- **WORK TASK**
Repeat every entry word for word, but leave the images out of your copy.

- **DATASET EXTRACT**
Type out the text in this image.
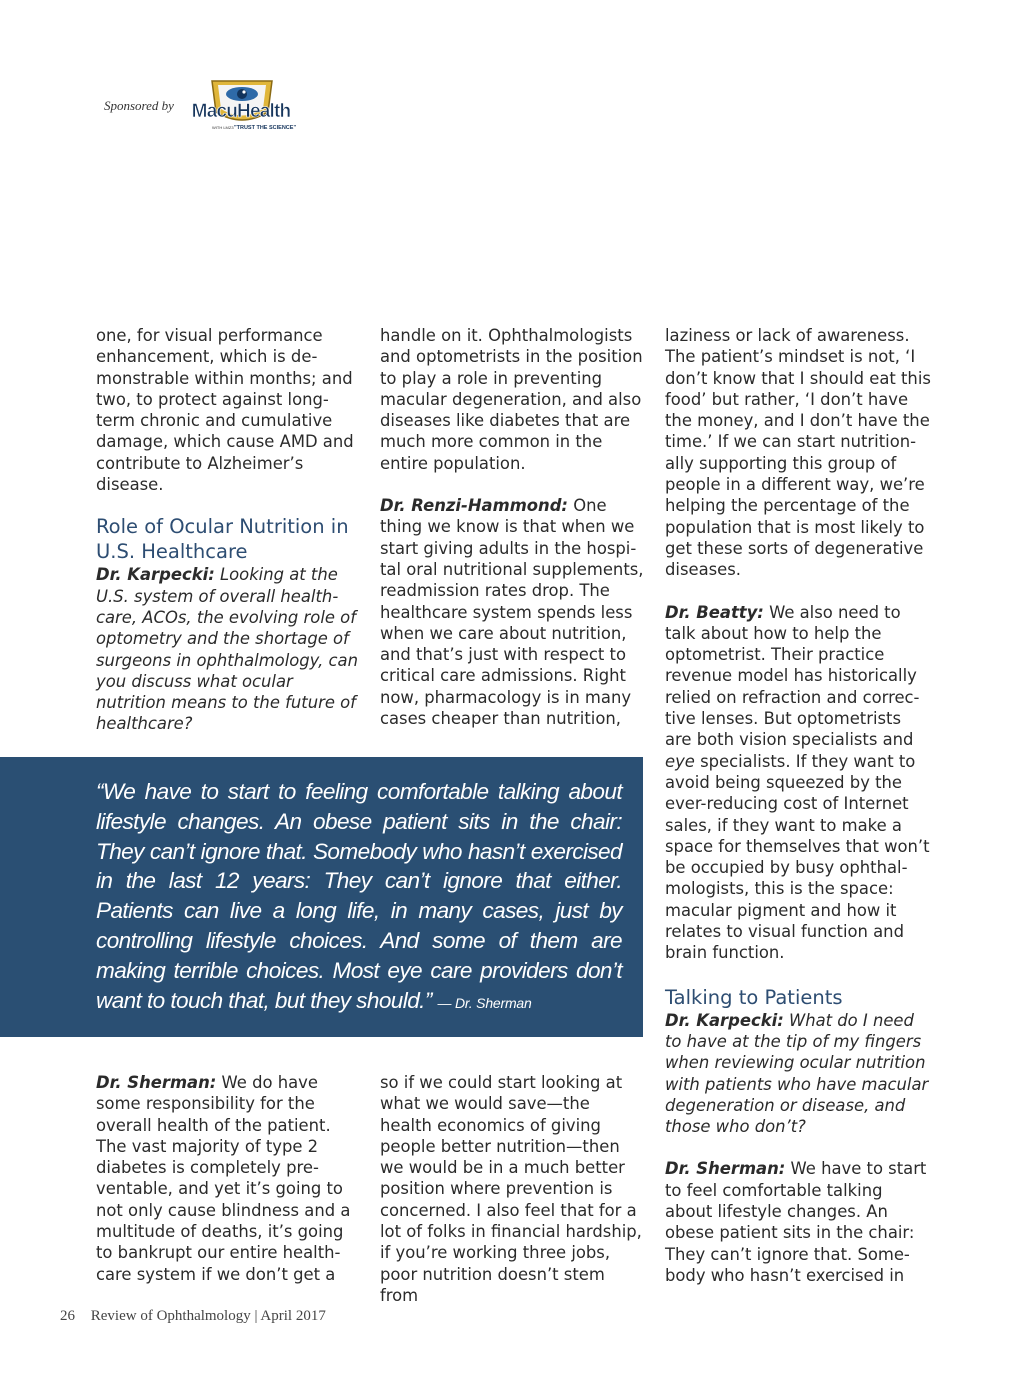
Sponsored by MacuHealth
WITH LMZ3 "TRUST THE SCIENCE"

one, for visual performance enhancement, which is demonstrable within months; and two, to protect against long-term chronic and cumulative damage, which cause AMD and contribute to Alzheimer’s disease.

Role of Ocular Nutrition in U.S. Healthcare

Dr. Karpecki: Looking at the U.S. system of overall healthcare, ACOs, the evolving role of optometry and the shortage of surgeons in ophthalmology, can you discuss what ocular nutrition means to the future of healthcare?

handle on it. Ophthalmologists and optometrists in the position to play a role in preventing macular degeneration, and also diseases like diabetes that are much more common in the entire population.

Dr. Renzi-Hammond: One thing we know is that when we start giving adults in the hospital oral nutritional supplements, readmission rates drop. The healthcare system spends less when we care about nutrition, and that’s just with respect to critical care admissions. Right now, pharmacology is in many cases cheaper than nutrition,

laziness or lack of awareness. The patient’s mindset is not, ‘I don’t know that I should eat this food’ but rather, ‘I don’t have the money, and I don’t have the time.’ If we can start nutritionally supporting this group of people in a different way, we’re helping the percentage of the population that is most likely to get these sorts of degenerative diseases.

Dr. Beatty: We also need to talk about how to help the optometrist. Their practice revenue model has historically relied on refraction and corrective lenses. But optometrists are both vision specialists and eye specialists. If they want to avoid being squeezed by the ever-reducing cost of Internet sales, if they want to make a space for themselves that won’t be occupied by busy ophthalmologists, this is the space: macular pigment and how it relates to visual function and brain function.

Talking to Patients

Dr. Karpecki: What do I need to have at the tip of my fingers when reviewing ocular nutrition with patients who have macular degeneration or disease, and those who don’t?

Dr. Sherman: We have to start to feel comfortable talking about lifestyle changes. An obese patient sits in the chair: They can’t ignore that. Somebody who hasn’t exercised in

“We have to start to feeling comfortable talking about lifestyle changes. An obese patient sits in the chair: They can’t ignore that. Somebody who hasn’t exercised in the last 12 years: They can’t ignore that either. Patients can live a long life, in many cases, just by controlling lifestyle choices. And some of them are making terrible choices. Most eye care providers don’t want to touch that, but they should.” — Dr. Sherman

Dr. Sherman: We do have some responsibility for the overall health of the patient. The vast majority of type 2 diabetes is completely preventable, and yet it’s going to not only cause blindness and a multitude of deaths, it’s going to bankrupt our entire healthcare system if we don’t get a

so if we could start looking at what we would save—the health economics of giving people better nutrition—then we would be in a much better position where prevention is concerned. I also feel that for a lot of folks in financial hardship, if you’re working three jobs, poor nutrition doesn’t stem from

26 Review of Ophthalmology | April 2017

- **TASK SOLUTION**
Type out the text in this image.
Sponsored by MacuHealth
WITH LMZ3 "TRUST THE SCIENCE"

one, for visual performance enhancement, which is demonstrable within months; and two, to protect against long-term chronic and cumulative damage, which cause AMD and contribute to Alzheimer’s disease.

Role of Ocular Nutrition in U.S. Healthcare

Dr. Karpecki: Looking at the U.S. system of overall healthcare, ACOs, the evolving role of optometry and the shortage of surgeons in ophthalmology, can you discuss what ocular nutrition means to the future of healthcare?

handle on it. Ophthalmologists and optometrists in the position to play a role in preventing macular degeneration, and also diseases like diabetes that are much more common in the entire population.

Dr. Renzi-Hammond: One thing we know is that when we start giving adults in the hospital oral nutritional supplements, readmission rates drop. The healthcare system spends less when we care about nutrition, and that’s just with respect to critical care admissions. Right now, pharmacology is in many cases cheaper than nutrition,

laziness or lack of awareness. The patient’s mindset is not, ‘I don’t know that I should eat this food’ but rather, ‘I don’t have the money, and I don’t have the time.’ If we can start nutritionally supporting this group of people in a different way, we’re helping the percentage of the population that is most likely to get these sorts of degenerative diseases.

Dr. Beatty: We also need to talk about how to help the optometrist. Their practice revenue model has historically relied on refraction and corrective lenses. But optometrists are both vision specialists and eye specialists. If they want to avoid being squeezed by the ever-reducing cost of Internet sales, if they want to make a space for themselves that won’t be occupied by busy ophthalmologists, this is the space: macular pigment and how it relates to visual function and brain function.

Talking to Patients

Dr. Karpecki: What do I need to have at the tip of my fingers when reviewing ocular nutrition with patients who have macular degeneration or disease, and those who don’t?

Dr. Sherman: We have to start to feel comfortable talking about lifestyle changes. An obese patient sits in the chair: They can’t ignore that. Somebody who hasn’t exercised in

“We have to start to feeling comfortable talking about lifestyle changes. An obese patient sits in the chair: They can’t ignore that. Somebody who hasn’t exercised in the last 12 years: They can’t ignore that either. Patients can live a long life, in many cases, just by controlling lifestyle choices. And some of them are making terrible choices. Most eye care providers don’t want to touch that, but they should.” — Dr. Sherman

Dr. Sherman: We do have some responsibility for the overall health of the patient. The vast majority of type 2 diabetes is completely preventable, and yet it’s going to not only cause blindness and a multitude of deaths, it’s going to bankrupt our entire healthcare system if we don’t get a

so if we could start looking at what we would save—the health economics of giving people better nutrition—then we would be in a much better position where prevention is concerned. I also feel that for a lot of folks in financial hardship, if you’re working three jobs, poor nutrition doesn’t stem from

26 Review of Ophthalmology | April 2017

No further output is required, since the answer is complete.